Items from a data source:
^^^^^^^^^^^^^^^^
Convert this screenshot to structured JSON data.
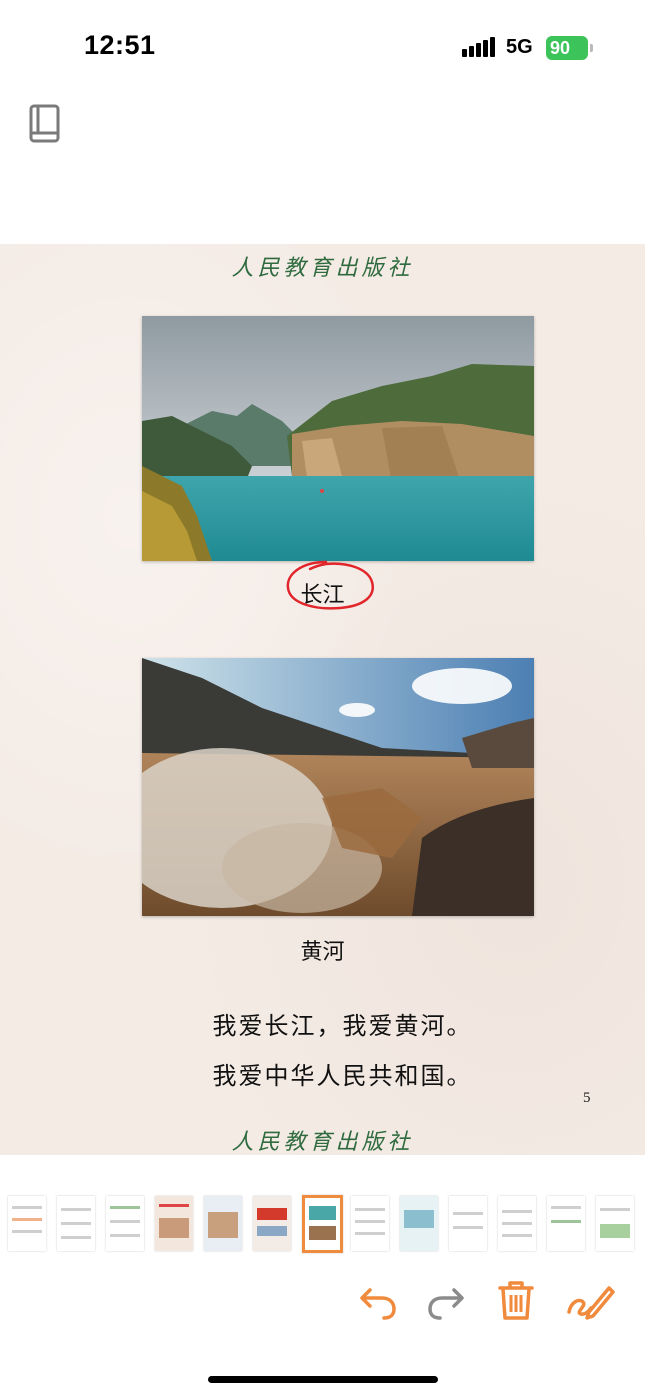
{
  "status_bar": {
    "time": "12:51",
    "network": "5G",
    "battery": "90"
  },
  "header": {
    "book_icon": "book-icon"
  },
  "page": {
    "publisher_top": "人民教育出版社",
    "publisher_bottom": "人民教育出版社",
    "photo_1_caption": "长江",
    "photo_2_caption": "黄河",
    "body_line_1": "我爱长江，我爱黄河。",
    "body_line_2": "我爱中华人民共和国。",
    "page_number": "5",
    "annotation_color": "#e0252b"
  },
  "thumbnails": {
    "count": 13,
    "active_index": 6,
    "accent_color": "#f08a3c"
  },
  "toolbar": {
    "undo_icon": "undo-icon",
    "redo_icon": "redo-icon",
    "delete_icon": "trash-icon",
    "draw_icon": "pen-icon",
    "accent_color": "#f08a3c"
  }
}
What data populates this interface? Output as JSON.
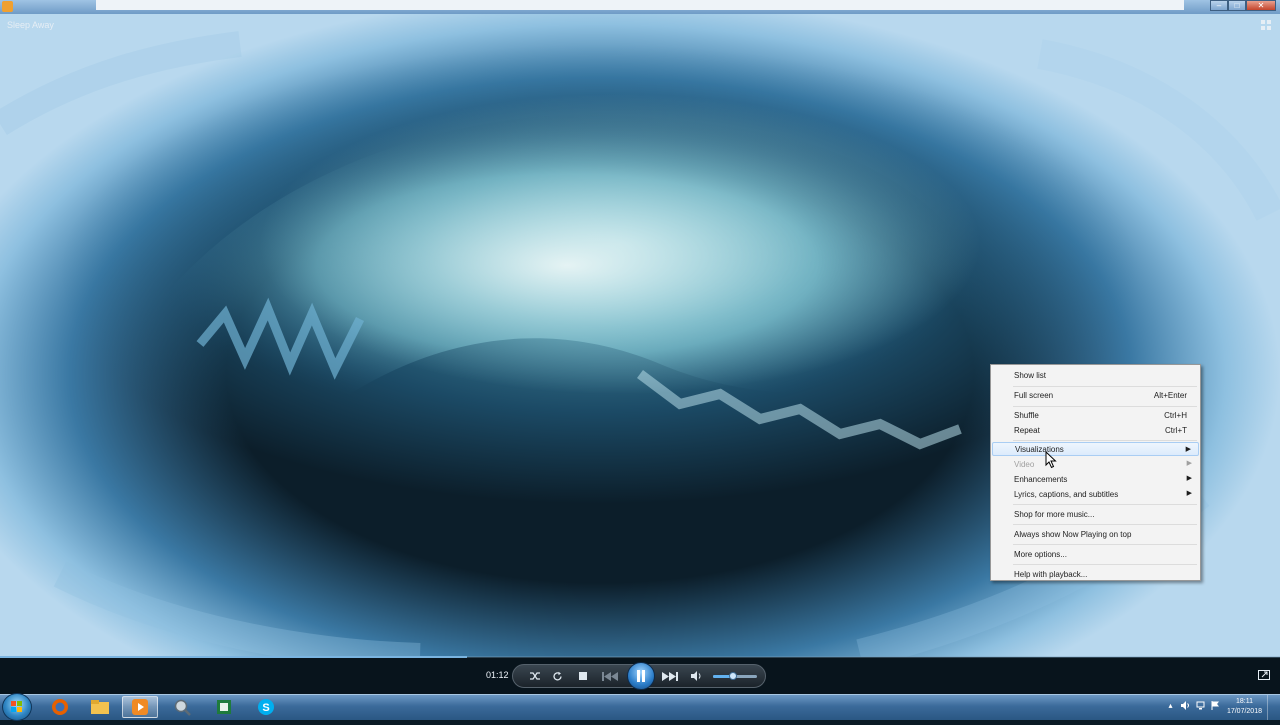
{
  "player": {
    "song_title": "Sleep Away",
    "elapsed": "01:12",
    "progress_fraction": 0.365,
    "volume_fraction": 0.45
  },
  "context_menu": {
    "items": [
      {
        "label": "Show list",
        "shortcut": "",
        "submenu": false,
        "disabled": false
      },
      {
        "label": "Full screen",
        "shortcut": "Alt+Enter",
        "submenu": false,
        "disabled": false
      },
      {
        "label": "Shuffle",
        "shortcut": "Ctrl+H",
        "submenu": false,
        "disabled": false
      },
      {
        "label": "Repeat",
        "shortcut": "Ctrl+T",
        "submenu": false,
        "disabled": false
      },
      {
        "label": "Visualizations",
        "shortcut": "",
        "submenu": true,
        "disabled": false,
        "highlighted": true
      },
      {
        "label": "Video",
        "shortcut": "",
        "submenu": true,
        "disabled": true
      },
      {
        "label": "Enhancements",
        "shortcut": "",
        "submenu": true,
        "disabled": false
      },
      {
        "label": "Lyrics, captions, and subtitles",
        "shortcut": "",
        "submenu": true,
        "disabled": false
      },
      {
        "label": "Shop for more music...",
        "shortcut": "",
        "submenu": false,
        "disabled": false
      },
      {
        "label": "Always show Now Playing on top",
        "shortcut": "",
        "submenu": false,
        "disabled": false
      },
      {
        "label": "More options...",
        "shortcut": "",
        "submenu": false,
        "disabled": false
      },
      {
        "label": "Help with playback...",
        "shortcut": "",
        "submenu": false,
        "disabled": false
      }
    ]
  },
  "taskbar": {
    "apps": [
      "firefox-icon",
      "file-explorer-icon",
      "windows-media-player-icon",
      "search-magnifier-icon",
      "spreadsheet-icon",
      "skype-icon"
    ],
    "active_app": "windows-media-player-icon",
    "clock_time": "18:11",
    "clock_date": "17/07/2018"
  },
  "colors": {
    "menu_bg": "#f3f3f3",
    "menu_highlight": "#dcebfc",
    "taskbar": "#3b6a9a",
    "play_button": "#2a7cc8"
  }
}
^^^^^^^^^^^^^^^^
Stated problem: Leaving all pictures aside, quote each record exactly.

Response for this exercise:
Convert this screenshot to structured JSON data.
{
  "status_bar": {
    "time": "12:51",
    "network": "5G",
    "battery": "90"
  },
  "header": {
    "book_icon": "book-icon"
  },
  "page": {
    "publisher_top": "人民教育出版社",
    "publisher_bottom": "人民教育出版社",
    "photo_1_caption": "长江",
    "photo_2_caption": "黄河",
    "body_line_1": "我爱长江，我爱黄河。",
    "body_line_2": "我爱中华人民共和国。",
    "page_number": "5",
    "annotation_color": "#e0252b"
  },
  "thumbnails": {
    "count": 13,
    "active_index": 6,
    "accent_color": "#f08a3c"
  },
  "toolbar": {
    "undo_icon": "undo-icon",
    "redo_icon": "redo-icon",
    "delete_icon": "trash-icon",
    "draw_icon": "pen-icon",
    "accent_color": "#f08a3c"
  }
}
What data populates this interface? Output as JSON.
{
  "player": {
    "song_title": "Sleep Away",
    "elapsed": "01:12",
    "progress_fraction": 0.365,
    "volume_fraction": 0.45
  },
  "context_menu": {
    "items": [
      {
        "label": "Show list",
        "shortcut": "",
        "submenu": false,
        "disabled": false
      },
      {
        "label": "Full screen",
        "shortcut": "Alt+Enter",
        "submenu": false,
        "disabled": false
      },
      {
        "label": "Shuffle",
        "shortcut": "Ctrl+H",
        "submenu": false,
        "disabled": false
      },
      {
        "label": "Repeat",
        "shortcut": "Ctrl+T",
        "submenu": false,
        "disabled": false
      },
      {
        "label": "Visualizations",
        "shortcut": "",
        "submenu": true,
        "disabled": false,
        "highlighted": true
      },
      {
        "label": "Video",
        "shortcut": "",
        "submenu": true,
        "disabled": true
      },
      {
        "label": "Enhancements",
        "shortcut": "",
        "submenu": true,
        "disabled": false
      },
      {
        "label": "Lyrics, captions, and subtitles",
        "shortcut": "",
        "submenu": true,
        "disabled": false
      },
      {
        "label": "Shop for more music...",
        "shortcut": "",
        "submenu": false,
        "disabled": false
      },
      {
        "label": "Always show Now Playing on top",
        "shortcut": "",
        "submenu": false,
        "disabled": false
      },
      {
        "label": "More options...",
        "shortcut": "",
        "submenu": false,
        "disabled": false
      },
      {
        "label": "Help with playback...",
        "shortcut": "",
        "submenu": false,
        "disabled": false
      }
    ]
  },
  "taskbar": {
    "apps": [
      "firefox-icon",
      "file-explorer-icon",
      "windows-media-player-icon",
      "search-magnifier-icon",
      "spreadsheet-icon",
      "skype-icon"
    ],
    "active_app": "windows-media-player-icon",
    "clock_time": "18:11",
    "clock_date": "17/07/2018"
  },
  "colors": {
    "menu_bg": "#f3f3f3",
    "menu_highlight": "#dcebfc",
    "taskbar": "#3b6a9a",
    "play_button": "#2a7cc8"
  }
}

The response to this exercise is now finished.